▶ [TASK DETAILS]: Extract every line that includes the string "JSON".

[A block of data]
******

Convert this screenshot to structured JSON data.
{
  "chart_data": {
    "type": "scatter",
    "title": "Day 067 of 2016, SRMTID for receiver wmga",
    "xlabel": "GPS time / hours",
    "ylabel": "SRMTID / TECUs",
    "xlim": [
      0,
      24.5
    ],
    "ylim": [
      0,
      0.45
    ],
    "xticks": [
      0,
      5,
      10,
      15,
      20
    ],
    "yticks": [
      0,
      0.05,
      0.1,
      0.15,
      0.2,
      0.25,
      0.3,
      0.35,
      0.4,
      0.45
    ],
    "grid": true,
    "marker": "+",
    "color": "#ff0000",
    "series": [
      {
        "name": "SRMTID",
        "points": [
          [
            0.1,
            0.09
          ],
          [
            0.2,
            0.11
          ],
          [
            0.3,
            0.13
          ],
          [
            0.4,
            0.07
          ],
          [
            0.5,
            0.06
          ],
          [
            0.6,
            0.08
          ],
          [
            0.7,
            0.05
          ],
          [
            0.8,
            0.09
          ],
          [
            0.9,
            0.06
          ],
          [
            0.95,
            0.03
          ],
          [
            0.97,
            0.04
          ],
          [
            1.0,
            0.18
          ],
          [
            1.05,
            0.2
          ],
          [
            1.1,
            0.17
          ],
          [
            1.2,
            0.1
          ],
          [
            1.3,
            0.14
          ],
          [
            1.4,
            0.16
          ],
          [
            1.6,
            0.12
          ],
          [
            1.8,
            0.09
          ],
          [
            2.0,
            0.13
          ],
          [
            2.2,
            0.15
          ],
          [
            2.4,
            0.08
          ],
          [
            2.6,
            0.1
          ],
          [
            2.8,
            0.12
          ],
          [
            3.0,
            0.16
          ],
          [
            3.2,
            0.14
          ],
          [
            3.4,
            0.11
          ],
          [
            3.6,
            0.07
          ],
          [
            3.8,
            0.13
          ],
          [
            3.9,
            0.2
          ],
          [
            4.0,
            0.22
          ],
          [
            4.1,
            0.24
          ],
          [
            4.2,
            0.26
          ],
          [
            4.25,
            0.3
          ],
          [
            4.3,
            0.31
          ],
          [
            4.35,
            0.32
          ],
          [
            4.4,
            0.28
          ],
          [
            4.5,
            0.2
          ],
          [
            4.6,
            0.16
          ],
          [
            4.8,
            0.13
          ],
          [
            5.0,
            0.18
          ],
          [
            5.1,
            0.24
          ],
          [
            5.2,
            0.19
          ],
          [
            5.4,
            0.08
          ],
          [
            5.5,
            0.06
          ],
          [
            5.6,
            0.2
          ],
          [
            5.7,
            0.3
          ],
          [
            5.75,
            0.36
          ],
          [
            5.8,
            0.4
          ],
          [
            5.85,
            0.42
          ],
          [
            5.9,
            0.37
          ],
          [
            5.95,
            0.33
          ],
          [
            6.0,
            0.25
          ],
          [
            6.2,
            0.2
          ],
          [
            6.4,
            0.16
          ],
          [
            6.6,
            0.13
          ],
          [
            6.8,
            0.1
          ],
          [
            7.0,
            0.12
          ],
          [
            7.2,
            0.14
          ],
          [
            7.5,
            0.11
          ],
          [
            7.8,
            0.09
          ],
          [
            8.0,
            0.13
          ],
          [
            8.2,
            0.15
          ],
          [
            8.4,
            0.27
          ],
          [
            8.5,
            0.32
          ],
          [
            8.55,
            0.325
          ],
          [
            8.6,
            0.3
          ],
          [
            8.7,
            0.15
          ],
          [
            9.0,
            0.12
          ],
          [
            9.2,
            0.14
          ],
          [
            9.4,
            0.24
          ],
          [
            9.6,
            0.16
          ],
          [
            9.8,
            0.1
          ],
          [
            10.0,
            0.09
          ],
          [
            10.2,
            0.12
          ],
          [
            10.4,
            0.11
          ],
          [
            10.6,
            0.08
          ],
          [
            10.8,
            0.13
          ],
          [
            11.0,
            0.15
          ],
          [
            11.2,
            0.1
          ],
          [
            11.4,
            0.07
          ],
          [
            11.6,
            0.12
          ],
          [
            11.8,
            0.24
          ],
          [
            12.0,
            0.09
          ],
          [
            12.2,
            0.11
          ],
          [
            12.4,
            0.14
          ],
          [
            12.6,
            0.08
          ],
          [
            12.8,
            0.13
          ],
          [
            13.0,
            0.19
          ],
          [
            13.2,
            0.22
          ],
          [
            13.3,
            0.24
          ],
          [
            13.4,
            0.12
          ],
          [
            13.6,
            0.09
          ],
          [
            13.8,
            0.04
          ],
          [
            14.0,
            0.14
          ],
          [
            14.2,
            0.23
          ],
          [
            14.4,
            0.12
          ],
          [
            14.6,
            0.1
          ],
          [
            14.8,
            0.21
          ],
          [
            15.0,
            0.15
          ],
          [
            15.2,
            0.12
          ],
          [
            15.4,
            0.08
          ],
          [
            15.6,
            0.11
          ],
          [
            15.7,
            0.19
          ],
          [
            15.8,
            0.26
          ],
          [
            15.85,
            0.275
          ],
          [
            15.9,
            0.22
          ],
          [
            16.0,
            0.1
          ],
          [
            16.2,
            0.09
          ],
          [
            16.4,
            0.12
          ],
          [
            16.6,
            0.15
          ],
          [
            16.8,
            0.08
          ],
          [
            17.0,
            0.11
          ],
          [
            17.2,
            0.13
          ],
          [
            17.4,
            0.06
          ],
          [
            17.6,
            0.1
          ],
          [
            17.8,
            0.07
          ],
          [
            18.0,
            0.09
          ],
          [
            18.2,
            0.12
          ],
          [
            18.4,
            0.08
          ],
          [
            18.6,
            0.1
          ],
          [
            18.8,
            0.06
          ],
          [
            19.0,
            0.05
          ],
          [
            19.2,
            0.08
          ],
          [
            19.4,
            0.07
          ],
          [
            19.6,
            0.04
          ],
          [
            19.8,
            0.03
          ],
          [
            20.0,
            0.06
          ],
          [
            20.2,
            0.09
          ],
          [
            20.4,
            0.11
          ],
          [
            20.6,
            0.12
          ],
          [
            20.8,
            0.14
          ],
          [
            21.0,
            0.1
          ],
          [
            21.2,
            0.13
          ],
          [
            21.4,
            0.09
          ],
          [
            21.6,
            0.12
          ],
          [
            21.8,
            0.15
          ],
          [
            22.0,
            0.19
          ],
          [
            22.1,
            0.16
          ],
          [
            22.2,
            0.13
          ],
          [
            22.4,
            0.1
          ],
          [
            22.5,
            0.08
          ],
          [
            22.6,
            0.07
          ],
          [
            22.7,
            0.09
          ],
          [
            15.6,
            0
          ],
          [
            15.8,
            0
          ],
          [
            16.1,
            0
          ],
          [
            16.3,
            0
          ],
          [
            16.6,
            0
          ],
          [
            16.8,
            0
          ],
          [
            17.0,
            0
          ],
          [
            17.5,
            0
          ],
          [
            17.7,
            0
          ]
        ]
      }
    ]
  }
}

******

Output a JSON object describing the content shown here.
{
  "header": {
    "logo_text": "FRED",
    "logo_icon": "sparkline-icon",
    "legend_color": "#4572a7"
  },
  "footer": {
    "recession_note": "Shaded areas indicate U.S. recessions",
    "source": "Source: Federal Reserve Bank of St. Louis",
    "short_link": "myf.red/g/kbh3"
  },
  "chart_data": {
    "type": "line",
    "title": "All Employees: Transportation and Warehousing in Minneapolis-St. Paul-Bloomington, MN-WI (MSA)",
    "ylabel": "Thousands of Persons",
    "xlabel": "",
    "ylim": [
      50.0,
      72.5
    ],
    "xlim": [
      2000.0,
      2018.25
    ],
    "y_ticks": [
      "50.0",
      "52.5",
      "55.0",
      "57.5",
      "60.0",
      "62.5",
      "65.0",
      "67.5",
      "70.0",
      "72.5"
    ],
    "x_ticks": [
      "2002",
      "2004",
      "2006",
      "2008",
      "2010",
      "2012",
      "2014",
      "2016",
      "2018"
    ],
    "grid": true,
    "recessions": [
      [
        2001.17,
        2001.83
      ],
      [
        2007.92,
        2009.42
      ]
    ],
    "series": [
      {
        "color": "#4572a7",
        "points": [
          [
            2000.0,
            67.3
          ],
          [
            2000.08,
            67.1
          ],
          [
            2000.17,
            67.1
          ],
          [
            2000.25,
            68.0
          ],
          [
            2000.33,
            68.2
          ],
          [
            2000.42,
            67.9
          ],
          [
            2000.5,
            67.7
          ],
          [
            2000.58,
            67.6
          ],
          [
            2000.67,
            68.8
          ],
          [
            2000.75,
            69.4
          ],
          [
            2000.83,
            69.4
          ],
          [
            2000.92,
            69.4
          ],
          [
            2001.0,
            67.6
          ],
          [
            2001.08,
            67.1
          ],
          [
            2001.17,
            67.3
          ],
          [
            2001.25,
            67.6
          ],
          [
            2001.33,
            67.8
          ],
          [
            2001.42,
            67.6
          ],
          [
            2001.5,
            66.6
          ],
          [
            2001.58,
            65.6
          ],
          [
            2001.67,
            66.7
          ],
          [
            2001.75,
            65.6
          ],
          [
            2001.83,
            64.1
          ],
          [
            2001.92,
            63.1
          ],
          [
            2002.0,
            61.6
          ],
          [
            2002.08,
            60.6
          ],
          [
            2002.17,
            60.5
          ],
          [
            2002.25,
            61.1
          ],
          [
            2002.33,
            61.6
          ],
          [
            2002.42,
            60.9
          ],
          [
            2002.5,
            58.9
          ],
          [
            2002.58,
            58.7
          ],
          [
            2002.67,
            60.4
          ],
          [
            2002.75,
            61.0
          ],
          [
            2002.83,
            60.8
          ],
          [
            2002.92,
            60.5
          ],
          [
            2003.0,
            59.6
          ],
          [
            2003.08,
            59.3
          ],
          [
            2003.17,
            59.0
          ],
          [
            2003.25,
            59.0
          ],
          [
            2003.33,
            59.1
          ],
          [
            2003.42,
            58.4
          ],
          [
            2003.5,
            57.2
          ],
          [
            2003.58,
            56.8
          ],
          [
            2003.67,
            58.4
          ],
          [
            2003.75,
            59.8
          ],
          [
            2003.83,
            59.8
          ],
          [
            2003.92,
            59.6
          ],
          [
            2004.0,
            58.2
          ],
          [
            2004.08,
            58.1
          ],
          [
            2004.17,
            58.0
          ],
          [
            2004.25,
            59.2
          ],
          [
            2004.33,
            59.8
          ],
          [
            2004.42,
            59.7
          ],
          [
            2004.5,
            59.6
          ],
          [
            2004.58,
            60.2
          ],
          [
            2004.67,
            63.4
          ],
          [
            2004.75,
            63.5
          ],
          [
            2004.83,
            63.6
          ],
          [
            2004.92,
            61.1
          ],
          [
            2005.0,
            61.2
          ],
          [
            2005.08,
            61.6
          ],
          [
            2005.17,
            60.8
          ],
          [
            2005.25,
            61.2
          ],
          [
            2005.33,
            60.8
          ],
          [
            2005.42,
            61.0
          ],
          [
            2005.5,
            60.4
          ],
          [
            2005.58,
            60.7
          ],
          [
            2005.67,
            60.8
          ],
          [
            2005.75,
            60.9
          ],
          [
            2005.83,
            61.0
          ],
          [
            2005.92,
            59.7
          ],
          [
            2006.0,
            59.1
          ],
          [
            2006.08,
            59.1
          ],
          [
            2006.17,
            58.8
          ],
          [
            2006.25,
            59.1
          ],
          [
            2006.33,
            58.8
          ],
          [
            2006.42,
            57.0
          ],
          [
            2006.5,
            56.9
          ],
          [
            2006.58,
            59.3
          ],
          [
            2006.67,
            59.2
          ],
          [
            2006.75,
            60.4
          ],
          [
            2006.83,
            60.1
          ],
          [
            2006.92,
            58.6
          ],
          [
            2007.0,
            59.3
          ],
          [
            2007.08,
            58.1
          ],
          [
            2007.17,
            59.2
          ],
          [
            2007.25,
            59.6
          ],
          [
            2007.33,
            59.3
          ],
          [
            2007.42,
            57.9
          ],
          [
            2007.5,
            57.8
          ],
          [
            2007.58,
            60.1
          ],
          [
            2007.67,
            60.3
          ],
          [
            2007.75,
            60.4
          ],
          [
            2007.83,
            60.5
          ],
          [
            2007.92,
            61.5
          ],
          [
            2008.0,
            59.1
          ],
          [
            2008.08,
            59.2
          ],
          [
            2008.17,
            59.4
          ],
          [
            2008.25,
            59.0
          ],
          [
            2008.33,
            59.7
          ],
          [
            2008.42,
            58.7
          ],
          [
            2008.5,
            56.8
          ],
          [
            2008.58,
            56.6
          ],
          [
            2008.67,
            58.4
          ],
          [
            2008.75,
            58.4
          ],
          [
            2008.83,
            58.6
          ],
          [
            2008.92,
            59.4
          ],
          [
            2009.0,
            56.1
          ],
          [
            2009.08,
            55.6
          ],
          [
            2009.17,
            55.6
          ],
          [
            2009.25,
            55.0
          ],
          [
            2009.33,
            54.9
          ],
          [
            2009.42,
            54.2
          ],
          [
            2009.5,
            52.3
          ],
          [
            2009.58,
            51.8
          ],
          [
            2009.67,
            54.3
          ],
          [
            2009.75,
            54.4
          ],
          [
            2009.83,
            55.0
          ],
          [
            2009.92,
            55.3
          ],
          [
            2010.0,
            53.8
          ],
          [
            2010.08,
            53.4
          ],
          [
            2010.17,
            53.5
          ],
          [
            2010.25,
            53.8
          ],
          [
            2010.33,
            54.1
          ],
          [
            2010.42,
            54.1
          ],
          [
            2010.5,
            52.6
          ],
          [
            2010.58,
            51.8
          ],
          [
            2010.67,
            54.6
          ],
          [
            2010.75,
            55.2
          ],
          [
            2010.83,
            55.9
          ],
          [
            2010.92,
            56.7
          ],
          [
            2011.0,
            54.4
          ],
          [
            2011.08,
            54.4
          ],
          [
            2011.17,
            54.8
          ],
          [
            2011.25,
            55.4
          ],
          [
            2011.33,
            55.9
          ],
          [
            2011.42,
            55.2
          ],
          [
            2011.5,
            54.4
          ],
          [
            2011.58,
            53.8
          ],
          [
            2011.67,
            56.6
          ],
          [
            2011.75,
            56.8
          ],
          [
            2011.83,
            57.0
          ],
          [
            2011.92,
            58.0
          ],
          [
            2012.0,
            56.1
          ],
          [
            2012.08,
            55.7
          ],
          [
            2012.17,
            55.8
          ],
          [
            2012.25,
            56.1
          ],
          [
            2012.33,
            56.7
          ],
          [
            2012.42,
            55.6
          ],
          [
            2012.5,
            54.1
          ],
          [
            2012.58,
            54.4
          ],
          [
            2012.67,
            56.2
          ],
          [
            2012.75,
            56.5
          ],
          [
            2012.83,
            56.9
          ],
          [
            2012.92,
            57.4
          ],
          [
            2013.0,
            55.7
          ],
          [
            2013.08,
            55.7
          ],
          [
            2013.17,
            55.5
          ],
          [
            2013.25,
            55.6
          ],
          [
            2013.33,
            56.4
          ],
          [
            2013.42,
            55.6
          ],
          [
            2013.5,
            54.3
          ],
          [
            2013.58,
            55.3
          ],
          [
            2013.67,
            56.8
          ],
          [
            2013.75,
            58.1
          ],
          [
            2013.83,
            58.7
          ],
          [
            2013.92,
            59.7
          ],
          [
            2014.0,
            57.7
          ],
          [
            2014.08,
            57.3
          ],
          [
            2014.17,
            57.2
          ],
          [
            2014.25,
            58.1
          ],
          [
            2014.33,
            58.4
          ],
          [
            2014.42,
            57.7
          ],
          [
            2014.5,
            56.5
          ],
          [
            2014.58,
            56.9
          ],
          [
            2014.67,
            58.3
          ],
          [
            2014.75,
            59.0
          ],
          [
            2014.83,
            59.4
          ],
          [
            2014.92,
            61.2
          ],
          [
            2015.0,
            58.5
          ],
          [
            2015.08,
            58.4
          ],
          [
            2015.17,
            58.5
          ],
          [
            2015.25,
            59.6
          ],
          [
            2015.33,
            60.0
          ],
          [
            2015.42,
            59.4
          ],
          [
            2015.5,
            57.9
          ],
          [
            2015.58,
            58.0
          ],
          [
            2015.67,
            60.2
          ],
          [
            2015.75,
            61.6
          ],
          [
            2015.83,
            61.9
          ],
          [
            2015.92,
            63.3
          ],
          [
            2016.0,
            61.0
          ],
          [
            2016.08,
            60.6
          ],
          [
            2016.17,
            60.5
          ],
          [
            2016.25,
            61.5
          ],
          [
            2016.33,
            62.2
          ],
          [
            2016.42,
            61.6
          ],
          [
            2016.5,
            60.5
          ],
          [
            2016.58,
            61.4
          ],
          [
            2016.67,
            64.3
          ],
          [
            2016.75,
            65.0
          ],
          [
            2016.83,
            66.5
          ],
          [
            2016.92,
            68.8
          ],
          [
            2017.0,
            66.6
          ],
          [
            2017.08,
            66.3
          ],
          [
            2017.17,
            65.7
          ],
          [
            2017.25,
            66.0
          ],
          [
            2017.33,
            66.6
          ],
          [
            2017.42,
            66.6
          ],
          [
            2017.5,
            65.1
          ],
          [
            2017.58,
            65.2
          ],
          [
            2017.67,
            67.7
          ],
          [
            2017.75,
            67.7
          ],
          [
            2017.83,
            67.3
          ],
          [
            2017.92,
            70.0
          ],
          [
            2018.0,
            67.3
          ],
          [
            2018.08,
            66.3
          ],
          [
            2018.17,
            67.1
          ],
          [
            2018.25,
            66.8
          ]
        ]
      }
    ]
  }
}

******

▶ [TASK OUTPUT]:
Convert this screenshot to structured JSON data.
Output a JSON object describing the content shown here.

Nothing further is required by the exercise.